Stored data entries
########################################

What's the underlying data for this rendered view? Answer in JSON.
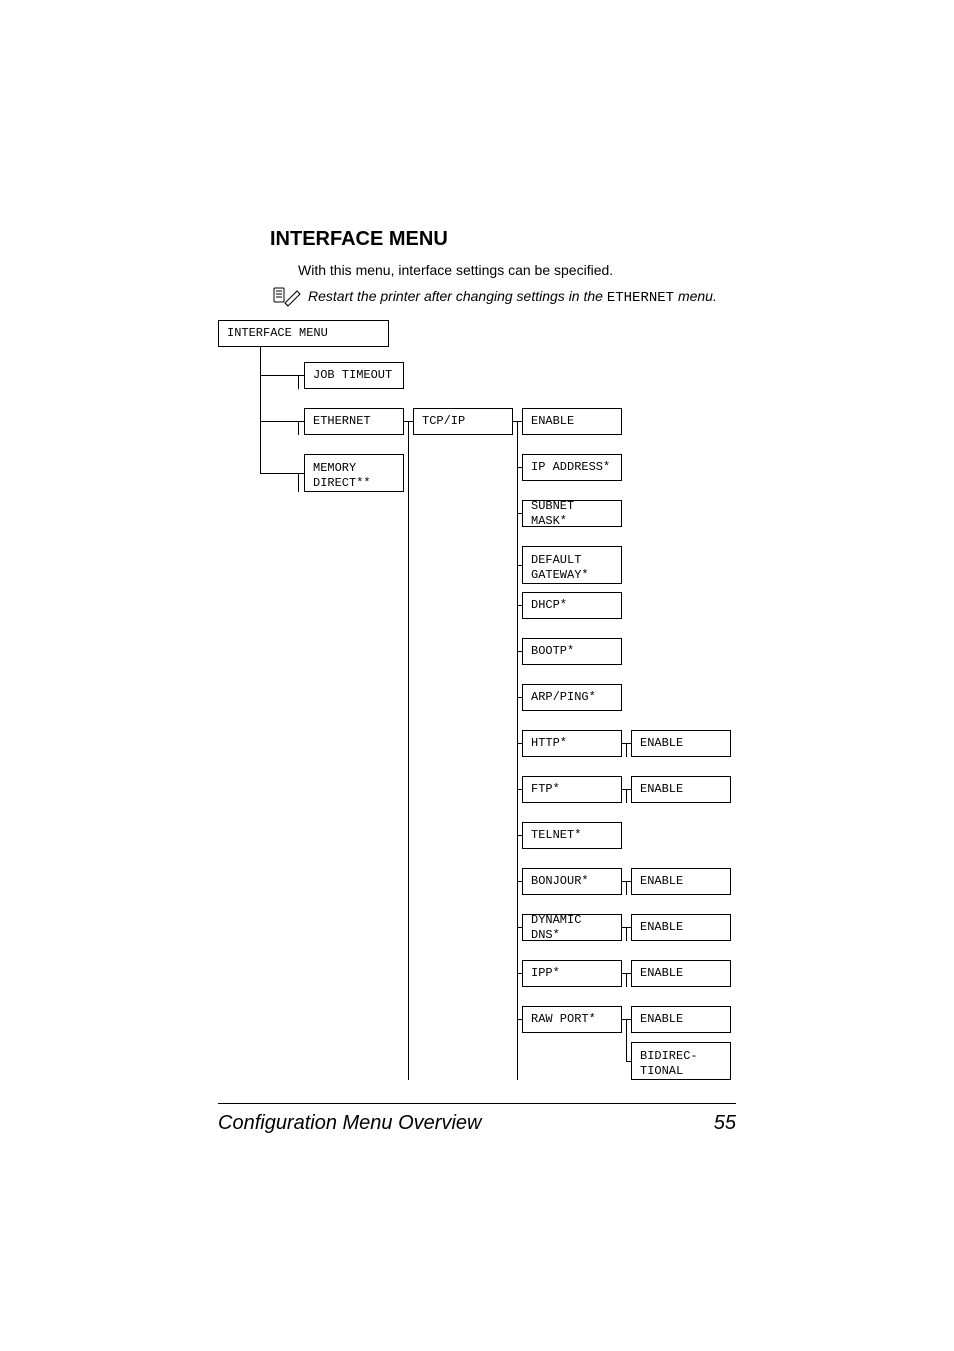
{
  "heading": "INTERFACE MENU",
  "intro": "With this menu, interface settings can be specified.",
  "note": {
    "prefix": "Restart the printer after changing settings in the ",
    "mono": "ETHERNET",
    "suffix": " menu."
  },
  "boxes": {
    "interface_menu": "INTERFACE MENU",
    "job_timeout": "JOB TIMEOUT",
    "ethernet": "ETHERNET",
    "memory_direct_l1": "MEMORY",
    "memory_direct_l2": "DIRECT**",
    "tcp_ip": "TCP/IP",
    "enable_tcpip": "ENABLE",
    "ip_address": "IP ADDRESS*",
    "subnet_mask": "SUBNET MASK*",
    "default_gateway_l1": "DEFAULT",
    "default_gateway_l2": "GATEWAY*",
    "dhcp": "DHCP*",
    "bootp": "BOOTP*",
    "arp_ping": "ARP/PING*",
    "http": "HTTP*",
    "enable_http": "ENABLE",
    "ftp": "FTP*",
    "enable_ftp": "ENABLE",
    "telnet": "TELNET*",
    "bonjour": "BONJOUR*",
    "enable_bonjour": "ENABLE",
    "dynamic_dns": "DYNAMIC DNS*",
    "enable_ddns": "ENABLE",
    "ipp": "IPP*",
    "enable_ipp": "ENABLE",
    "raw_port": "RAW PORT*",
    "enable_rawport": "ENABLE",
    "bidirectional_l1": "BIDIREC-",
    "bidirectional_l2": "TIONAL"
  },
  "footer": {
    "title": "Configuration Menu Overview",
    "page": "55"
  }
}
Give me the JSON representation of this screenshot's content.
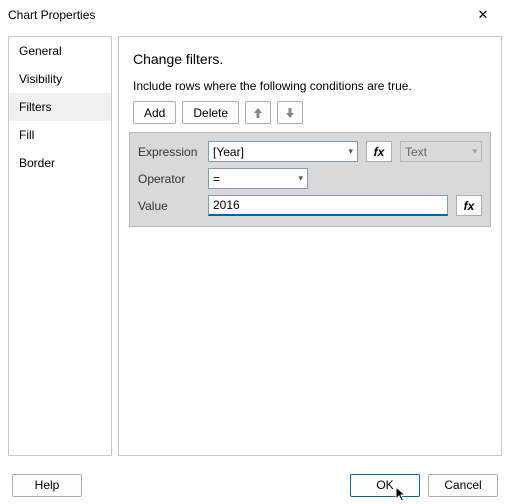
{
  "window": {
    "title": "Chart Properties"
  },
  "sidebar": {
    "items": [
      {
        "label": "General"
      },
      {
        "label": "Visibility"
      },
      {
        "label": "Filters"
      },
      {
        "label": "Fill"
      },
      {
        "label": "Border"
      }
    ],
    "selected_index": 2
  },
  "main": {
    "heading": "Change filters.",
    "caption": "Include rows where the following conditions are true.",
    "buttons": {
      "add": "Add",
      "delete": "Delete"
    },
    "editor": {
      "expression_label": "Expression",
      "expression_value": "[Year]",
      "type_value": "Text",
      "operator_label": "Operator",
      "operator_value": "=",
      "value_label": "Value",
      "value_value": "2016"
    }
  },
  "footer": {
    "help": "Help",
    "ok": "OK",
    "cancel": "Cancel"
  },
  "icons": {
    "fx": "fx",
    "close": "✕"
  }
}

########################################

- [Exercise directions] Leave out the pictures and return every record word for word.

- [Output]
What's the underlying data for this rendered view? Answer in JSON.
{
  "heading": "INTERFACE MENU",
  "intro": "With this menu, interface settings can be specified.",
  "note": {
    "prefix": "Restart the printer after changing settings in the ",
    "mono": "ETHERNET",
    "suffix": " menu."
  },
  "boxes": {
    "interface_menu": "INTERFACE MENU",
    "job_timeout": "JOB TIMEOUT",
    "ethernet": "ETHERNET",
    "memory_direct_l1": "MEMORY",
    "memory_direct_l2": "DIRECT**",
    "tcp_ip": "TCP/IP",
    "enable_tcpip": "ENABLE",
    "ip_address": "IP ADDRESS*",
    "subnet_mask": "SUBNET MASK*",
    "default_gateway_l1": "DEFAULT",
    "default_gateway_l2": "GATEWAY*",
    "dhcp": "DHCP*",
    "bootp": "BOOTP*",
    "arp_ping": "ARP/PING*",
    "http": "HTTP*",
    "enable_http": "ENABLE",
    "ftp": "FTP*",
    "enable_ftp": "ENABLE",
    "telnet": "TELNET*",
    "bonjour": "BONJOUR*",
    "enable_bonjour": "ENABLE",
    "dynamic_dns": "DYNAMIC DNS*",
    "enable_ddns": "ENABLE",
    "ipp": "IPP*",
    "enable_ipp": "ENABLE",
    "raw_port": "RAW PORT*",
    "enable_rawport": "ENABLE",
    "bidirectional_l1": "BIDIREC-",
    "bidirectional_l2": "TIONAL"
  },
  "footer": {
    "title": "Configuration Menu Overview",
    "page": "55"
  }
}
Give me the JSON representation of this screenshot's content.
{
  "window": {
    "title": "Chart Properties"
  },
  "sidebar": {
    "items": [
      {
        "label": "General"
      },
      {
        "label": "Visibility"
      },
      {
        "label": "Filters"
      },
      {
        "label": "Fill"
      },
      {
        "label": "Border"
      }
    ],
    "selected_index": 2
  },
  "main": {
    "heading": "Change filters.",
    "caption": "Include rows where the following conditions are true.",
    "buttons": {
      "add": "Add",
      "delete": "Delete"
    },
    "editor": {
      "expression_label": "Expression",
      "expression_value": "[Year]",
      "type_value": "Text",
      "operator_label": "Operator",
      "operator_value": "=",
      "value_label": "Value",
      "value_value": "2016"
    }
  },
  "footer": {
    "help": "Help",
    "ok": "OK",
    "cancel": "Cancel"
  },
  "icons": {
    "fx": "fx",
    "close": "✕"
  }
}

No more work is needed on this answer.